__Exercise__: Return all the data, word for word.

Data entries
%%

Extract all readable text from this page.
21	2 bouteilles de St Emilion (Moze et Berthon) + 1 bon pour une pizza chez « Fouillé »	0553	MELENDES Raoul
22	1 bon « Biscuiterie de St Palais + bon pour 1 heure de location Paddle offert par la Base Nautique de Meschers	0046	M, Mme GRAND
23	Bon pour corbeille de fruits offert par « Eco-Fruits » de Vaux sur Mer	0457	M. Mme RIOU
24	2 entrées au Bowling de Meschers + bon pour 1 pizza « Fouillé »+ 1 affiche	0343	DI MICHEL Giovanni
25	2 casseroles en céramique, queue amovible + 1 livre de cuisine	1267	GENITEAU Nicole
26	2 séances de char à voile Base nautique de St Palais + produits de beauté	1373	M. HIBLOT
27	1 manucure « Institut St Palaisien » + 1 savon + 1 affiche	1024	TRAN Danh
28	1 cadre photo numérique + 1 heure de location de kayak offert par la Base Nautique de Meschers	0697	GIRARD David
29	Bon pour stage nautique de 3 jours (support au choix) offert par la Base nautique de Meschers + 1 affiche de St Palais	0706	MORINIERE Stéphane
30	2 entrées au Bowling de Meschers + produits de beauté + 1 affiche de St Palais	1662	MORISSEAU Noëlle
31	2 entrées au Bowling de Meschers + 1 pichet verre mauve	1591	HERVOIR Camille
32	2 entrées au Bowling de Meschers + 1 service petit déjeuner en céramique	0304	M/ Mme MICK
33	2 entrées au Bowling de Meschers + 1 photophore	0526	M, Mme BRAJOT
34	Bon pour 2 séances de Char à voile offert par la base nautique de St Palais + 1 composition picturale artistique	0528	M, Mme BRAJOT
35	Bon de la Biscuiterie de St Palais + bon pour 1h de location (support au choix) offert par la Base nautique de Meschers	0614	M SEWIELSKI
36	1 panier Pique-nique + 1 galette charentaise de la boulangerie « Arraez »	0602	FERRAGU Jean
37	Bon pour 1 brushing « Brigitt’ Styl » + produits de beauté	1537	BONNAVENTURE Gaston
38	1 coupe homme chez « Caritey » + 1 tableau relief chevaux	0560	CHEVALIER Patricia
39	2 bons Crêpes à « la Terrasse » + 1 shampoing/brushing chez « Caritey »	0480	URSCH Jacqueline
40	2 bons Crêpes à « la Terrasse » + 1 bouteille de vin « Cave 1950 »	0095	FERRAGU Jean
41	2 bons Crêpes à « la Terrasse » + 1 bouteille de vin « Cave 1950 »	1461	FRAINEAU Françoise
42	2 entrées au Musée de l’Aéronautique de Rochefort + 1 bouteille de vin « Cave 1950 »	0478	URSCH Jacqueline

%%

__Result for this task__:
Extract all readable text from this page.
21	2 bouteilles de St Emilion (Moze et Berthon) + 1 bon pour une pizza chez « Fouillé »	0553	MELENDES Raoul
22	1 bon « Biscuiterie de St Palais + bon pour 1 heure de location Paddle offert par la Base Nautique de Meschers	0046	M, Mme GRAND
23	Bon pour corbeille de fruits offert par « Eco-Fruits » de Vaux sur Mer	0457	M. Mme RIOU
24	2 entrées au Bowling de Meschers + bon pour 1 pizza « Fouillé »+ 1 affiche	0343	DI MICHEL Giovanni
25	2 casseroles en céramique, queue amovible + 1 livre de cuisine	1267	GENITEAU Nicole
26	2 séances de char à voile Base nautique de St Palais + produits de beauté	1373	M. HIBLOT
27	1 manucure « Institut St Palaisien » + 1 savon + 1 affiche	1024	TRAN Danh
28	1 cadre photo numérique + 1 heure de location de kayak offert par la Base Nautique de Meschers	0697	GIRARD David
29	Bon pour stage nautique de 3 jours (support au choix) offert par la Base nautique de Meschers + 1 affiche de St Palais	0706	MORINIERE Stéphane
30	2 entrées au Bowling de Meschers + produits de beauté + 1 affiche de St Palais	1662	MORISSEAU Noëlle
31	2 entrées au Bowling de Meschers + 1 pichet verre mauve	1591	HERVOIR Camille
32	2 entrées au Bowling de Meschers + 1 service petit déjeuner en céramique	0304	M/ Mme MICK
33	2 entrées au Bowling de Meschers + 1 photophore	0526	M, Mme BRAJOT
34	Bon pour 2 séances de Char à voile offert par la base nautique de St Palais + 1 composition picturale artistique	0528	M, Mme BRAJOT
35	Bon de la Biscuiterie de St Palais + bon pour 1h de location (support au choix) offert par la Base nautique de Meschers	0614	M SEWIELSKI
36	1 panier Pique-nique + 1 galette charentaise de la boulangerie « Arraez »	0602	FERRAGU Jean
37	Bon pour 1 brushing « Brigitt’ Styl » + produits de beauté	1537	BONNAVENTURE Gaston
38	1 coupe homme chez « Caritey » + 1 tableau relief chevaux	0560	CHEVALIER Patricia
39	2 bons Crêpes à « la Terrasse » + 1 shampoing/brushing chez « Caritey »	0480	URSCH Jacqueline
40	2 bons Crêpes à « la Terrasse » + 1 bouteille de vin « Cave 1950 »	0095	FERRAGU Jean
41	2 bons Crêpes à « la Terrasse » + 1 bouteille de vin « Cave 1950 »	1461	FRAINEAU Françoise
42	2 entrées au Musée de l’Aéronautique de Rochefort + 1 bouteille de vin « Cave 1950 »	0478	URSCH Jacqueline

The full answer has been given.